What you should do:
The records below are to be copied word for word, with every picture left out.

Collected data
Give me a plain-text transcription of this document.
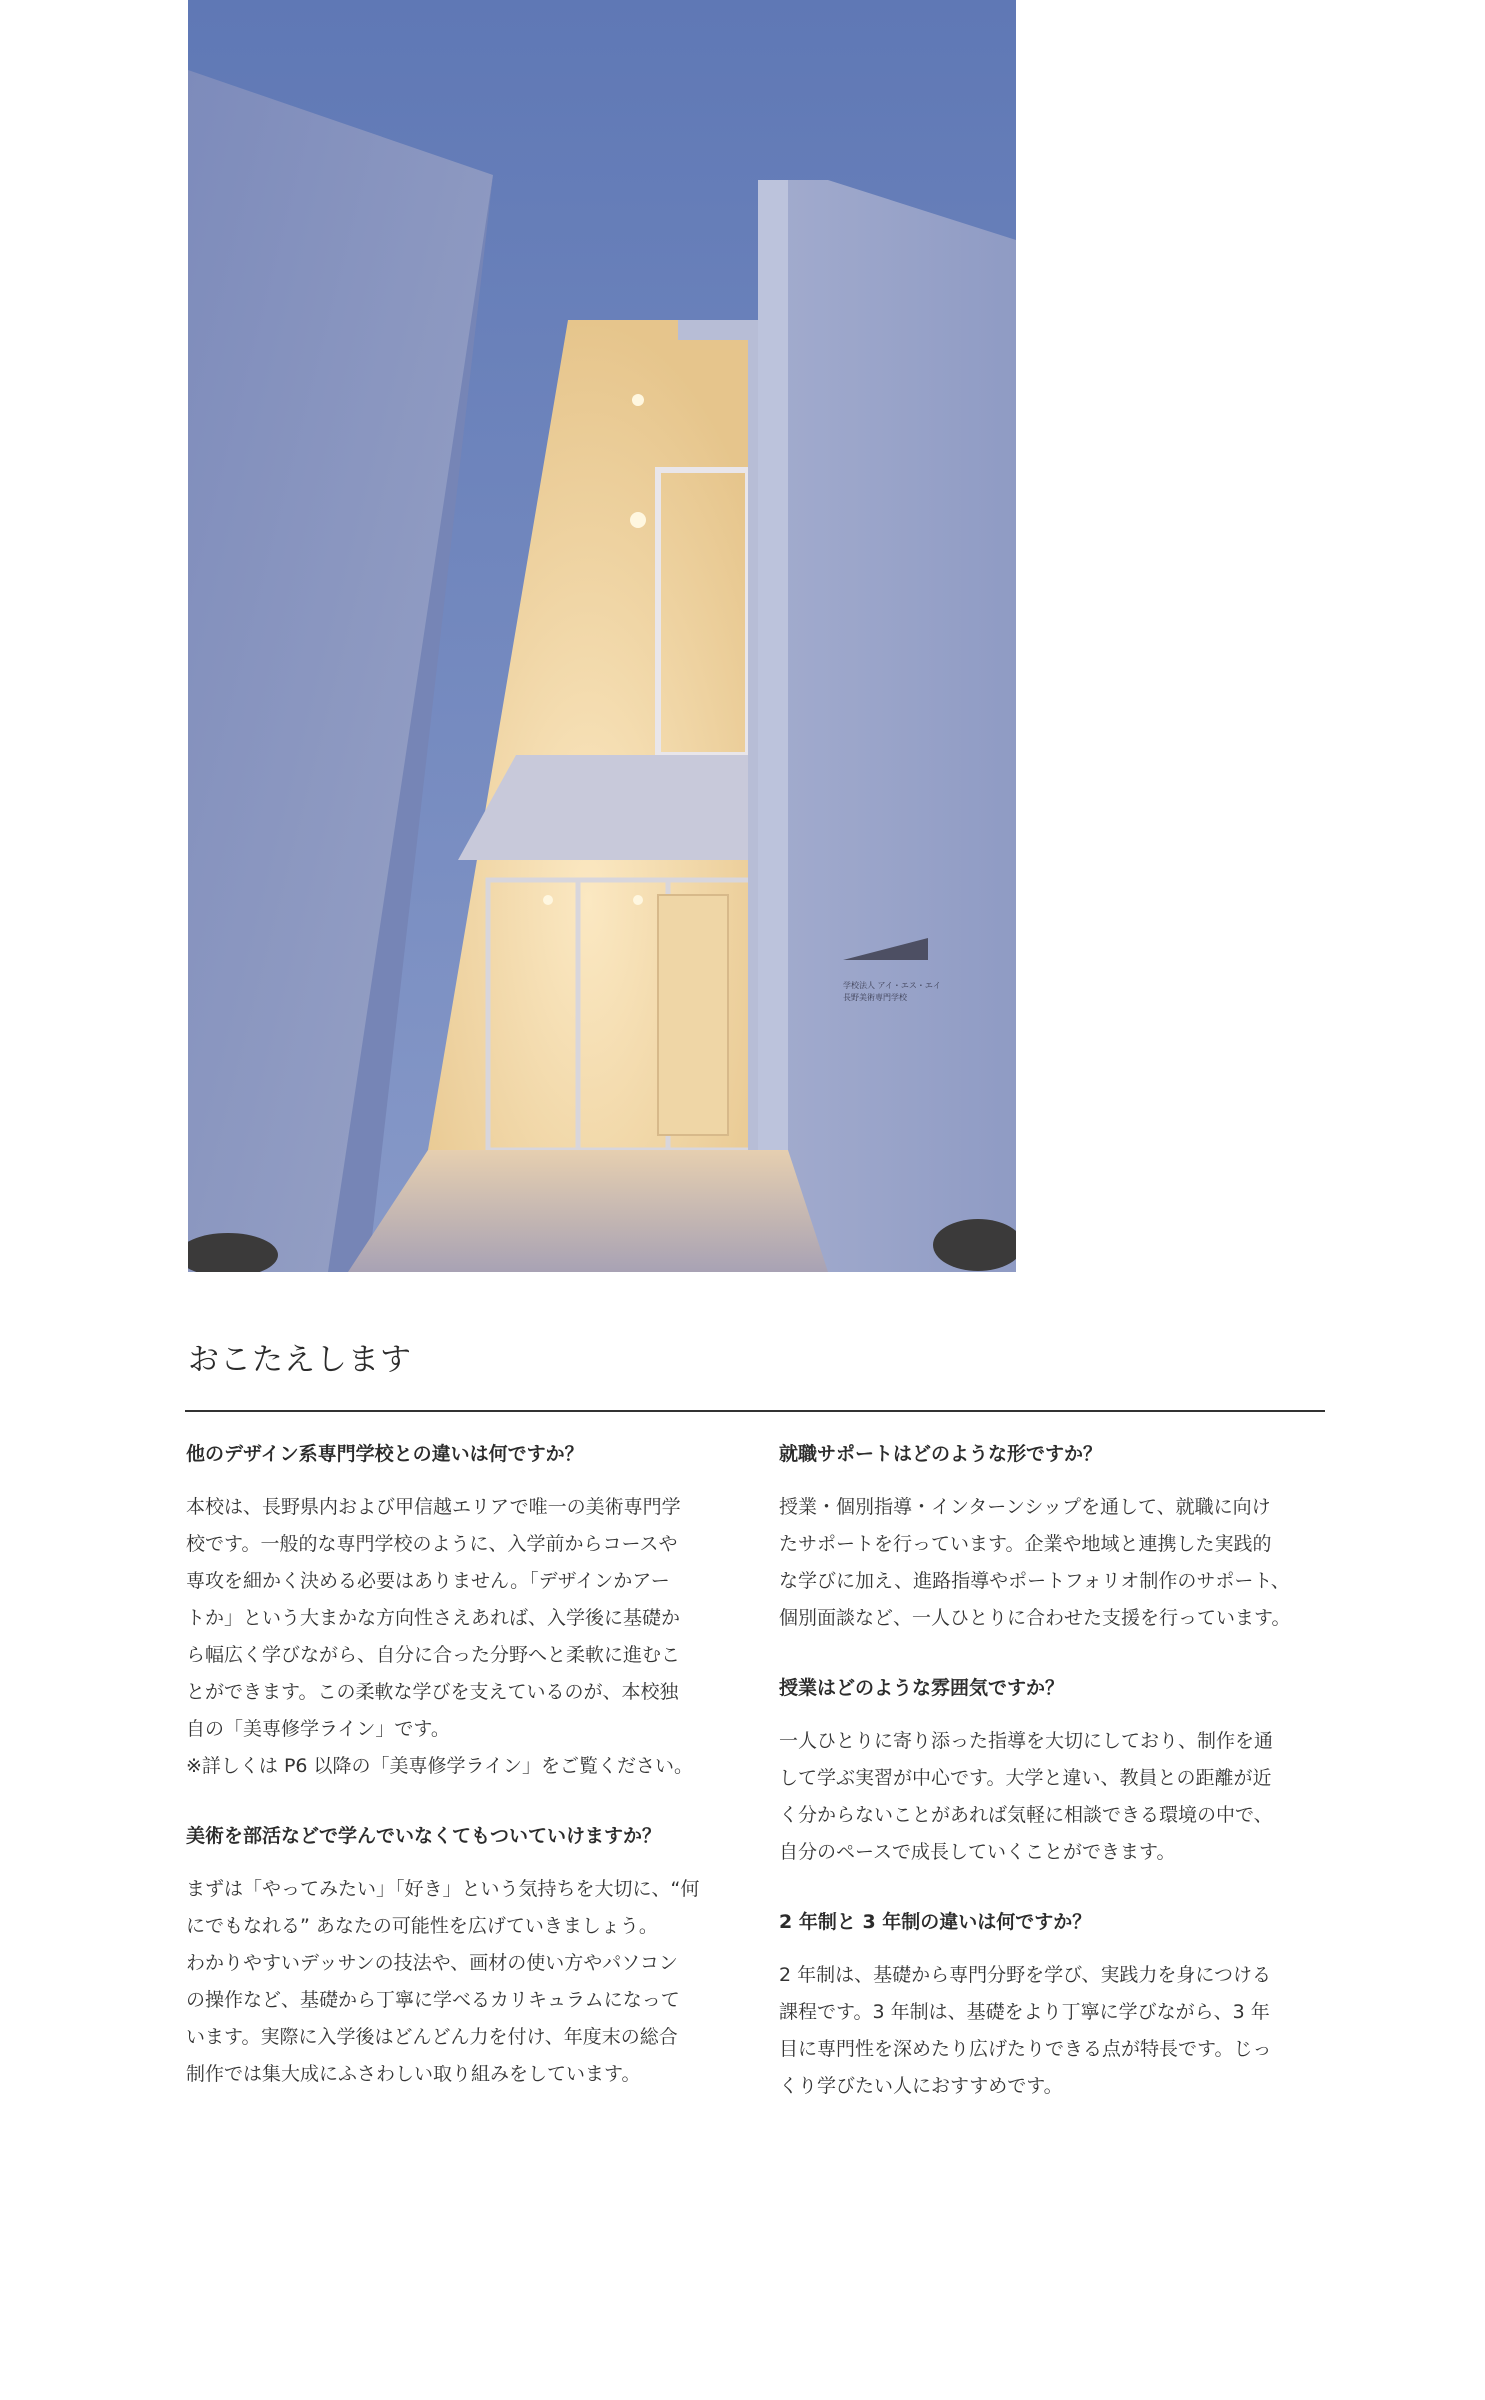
学校法人 アイ・エス・エイ
長野美術専門学校
おこたえします

他のデザイン系専門学校との違いは何ですか？

本校は、長野県内および甲信越エリアで唯一の美術専門学
校です。一般的な専門学校のように、入学前からコースや
専攻を細かく決める必要はありません。「デザインかアー
トか」という大まかな方向性さえあれば、入学後に基礎か
ら幅広く学びながら、自分に合った分野へと柔軟に進むこ
とができます。この柔軟な学びを支えているのが、本校独
自の「美専修学ライン」です。
※詳しくは P6 以降の「美専修学ライン」をご覧ください。

美術を部活などで学んでいなくてもついていけますか？

まずは「やってみたい」「好き」という気持ちを大切に、“何
にでもなれる” あなたの可能性を広げていきましょう。
わかりやすいデッサンの技法や、画材の使い方やパソコン
の操作など、基礎から丁寧に学べるカリキュラムになって
います。実際に入学後はどんどん力を付け、年度末の総合
制作では集大成にふさわしい取り組みをしています。

就職サポートはどのような形ですか？

授業・個別指導・インターンシップを通して、就職に向け
たサポートを行っています。企業や地域と連携した実践的
な学びに加え、進路指導やポートフォリオ制作のサポート、
個別面談など、一人ひとりに合わせた支援を行っています。

授業はどのような雰囲気ですか？

一人ひとりに寄り添った指導を大切にしており、制作を通
して学ぶ実習が中心です。大学と違い、教員との距離が近
く分からないことがあれば気軽に相談できる環境の中で、
自分のペースで成長していくことができます。

2 年制と 3 年制の違いは何ですか？

2 年制は、基礎から専門分野を学び、実践力を身につける
課程です。3 年制は、基礎をより丁寧に学びながら、3 年
目に専門性を深めたり広げたりできる点が特長です。じっ
くり学びたい人におすすめです。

Reply:
Give me a plain-text transcription of this document.
学校法人 アイ・エス・エイ
長野美術専門学校
おこたえします

他のデザイン系専門学校との違いは何ですか？

本校は、長野県内および甲信越エリアで唯一の美術専門学
校です。一般的な専門学校のように、入学前からコースや
専攻を細かく決める必要はありません。「デザインかアー
トか」という大まかな方向性さえあれば、入学後に基礎か
ら幅広く学びながら、自分に合った分野へと柔軟に進むこ
とができます。この柔軟な学びを支えているのが、本校独
自の「美専修学ライン」です。
※詳しくは P6 以降の「美専修学ライン」をご覧ください。

美術を部活などで学んでいなくてもついていけますか？

まずは「やってみたい」「好き」という気持ちを大切に、“何
にでもなれる” あなたの可能性を広げていきましょう。
わかりやすいデッサンの技法や、画材の使い方やパソコン
の操作など、基礎から丁寧に学べるカリキュラムになって
います。実際に入学後はどんどん力を付け、年度末の総合
制作では集大成にふさわしい取り組みをしています。

就職サポートはどのような形ですか？

授業・個別指導・インターンシップを通して、就職に向け
たサポートを行っています。企業や地域と連携した実践的
な学びに加え、進路指導やポートフォリオ制作のサポート、
個別面談など、一人ひとりに合わせた支援を行っています。

授業はどのような雰囲気ですか？

一人ひとりに寄り添った指導を大切にしており、制作を通
して学ぶ実習が中心です。大学と違い、教員との距離が近
く分からないことがあれば気軽に相談できる環境の中で、
自分のペースで成長していくことができます。

2 年制と 3 年制の違いは何ですか？

2 年制は、基礎から専門分野を学び、実践力を身につける
課程です。3 年制は、基礎をより丁寧に学びながら、3 年
目に専門性を深めたり広げたりできる点が特長です。じっ
くり学びたい人におすすめです。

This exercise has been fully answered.